### Exercise input
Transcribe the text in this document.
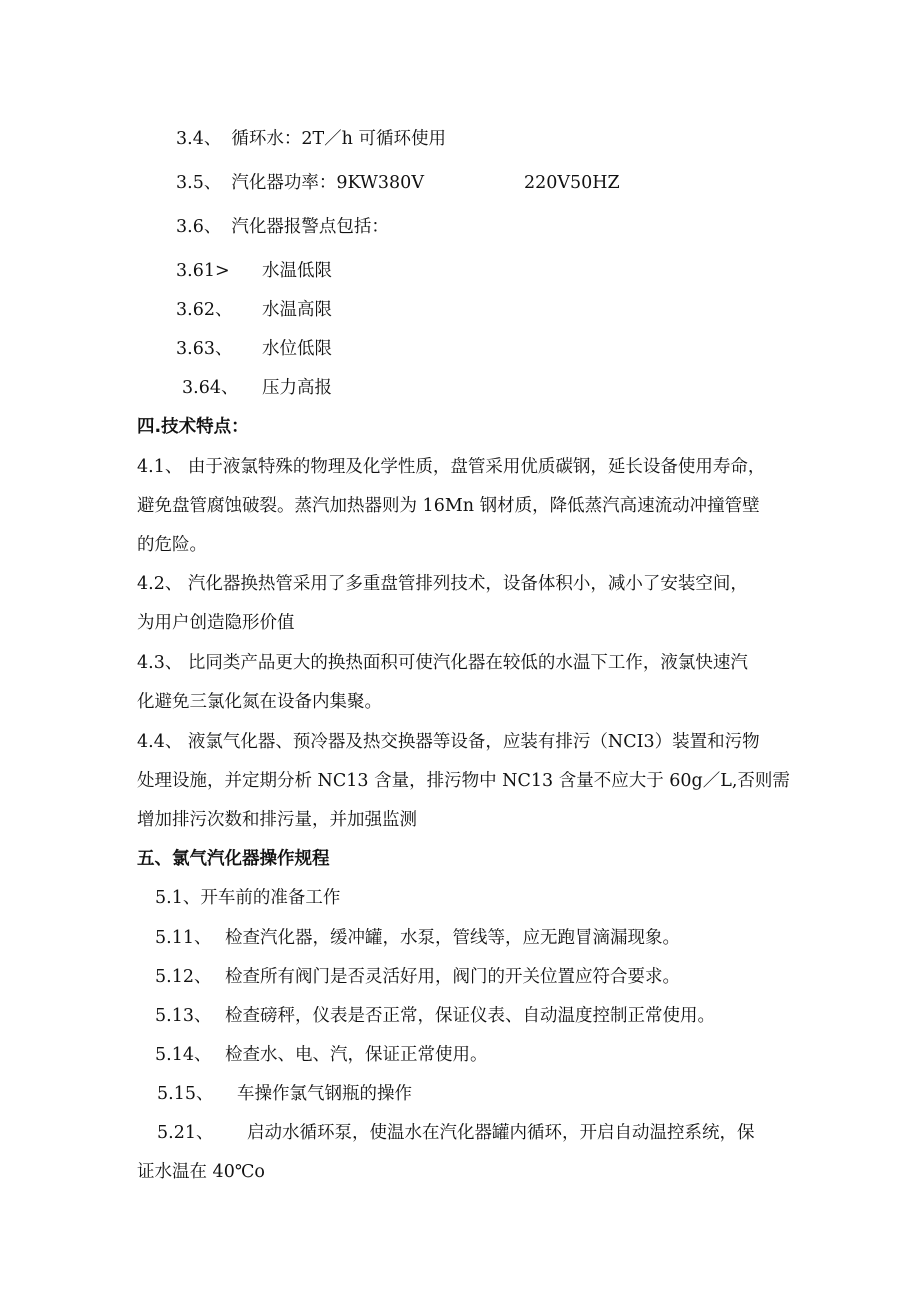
3.4、 循环水：2T／h 可循环使用
3.5、 汽化器功率：9KW380V	220V50HZ
3.6、 汽化器报警点包括：
3.61> 水温低限
3.62、 水温高限
3.63、 水位低限
3.64、 压力高报
四.技术特点：
4.1、 由于液氯特殊的物理及化学性质，盘管采用优质碳钢，延长设备使用寿命，
避免盘管腐蚀破裂。蒸汽加热器则为 16Mn 钢材质，降低蒸汽高速流动冲撞管壁
的危险。
4.2、 汽化器换热管采用了多重盘管排列技术，设备体积小，减小了安装空间，
为用户创造隐形价值
4.3、 比同类产品更大的换热面积可使汽化器在较低的水温下工作，液氯快速汽
化避免三氯化氮在设备内集聚。
4.4、 液氯气化器、预冷器及热交换器等设备，应装有排污（NCI3）装置和污物
处理设施，并定期分析 NC13 含量，排污物中 NC13 含量不应大于 60g／L,否则需
增加排污次数和排污量，并加强监测
五、氯气汽化器操作规程
5.1、开车前的准备工作
5.11、 检查汽化器，缓冲罐，水泵，管线等，应无跑冒滴漏现象。
5.12、 检查所有阀门是否灵活好用，阀门的开关位置应符合要求。
5.13、 检查磅秤，仪表是否正常，保证仪表、自动温度控制正常使用。
5.14、 检查水、电、汽，保证正常使用。
5.15、 车操作氯气钢瓶的操作
5.21、 启动水循环泵，使温水在汽化器罐内循环，开启自动温控系统，保
证水温在 40℃o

### What is needed
Print out the material word for word, omitting the pictures.

### Written response
Transcribe the text in this document.
3.4、 循环水：2T／h 可循环使用
3.5、 汽化器功率：9KW380V	220V50HZ
3.6、 汽化器报警点包括：
3.61> 水温低限
3.62、 水温高限
3.63、 水位低限
3.64、 压力高报
四.技术特点：
4.1、 由于液氯特殊的物理及化学性质，盘管采用优质碳钢，延长设备使用寿命，
避免盘管腐蚀破裂。蒸汽加热器则为 16Mn 钢材质，降低蒸汽高速流动冲撞管壁
的危险。
4.2、 汽化器换热管采用了多重盘管排列技术，设备体积小，减小了安装空间，
为用户创造隐形价值
4.3、 比同类产品更大的换热面积可使汽化器在较低的水温下工作，液氯快速汽
化避免三氯化氮在设备内集聚。
4.4、 液氯气化器、预冷器及热交换器等设备，应装有排污（NCI3）装置和污物
处理设施，并定期分析 NC13 含量，排污物中 NC13 含量不应大于 60g／L,否则需
增加排污次数和排污量，并加强监测
五、氯气汽化器操作规程
5.1、开车前的准备工作
5.11、 检查汽化器，缓冲罐，水泵，管线等，应无跑冒滴漏现象。
5.12、 检查所有阀门是否灵活好用，阀门的开关位置应符合要求。
5.13、 检查磅秤，仪表是否正常，保证仪表、自动温度控制正常使用。
5.14、 检查水、电、汽，保证正常使用。
5.15、 车操作氯气钢瓶的操作
5.21、 启动水循环泵，使温水在汽化器罐内循环，开启自动温控系统，保
证水温在 40℃o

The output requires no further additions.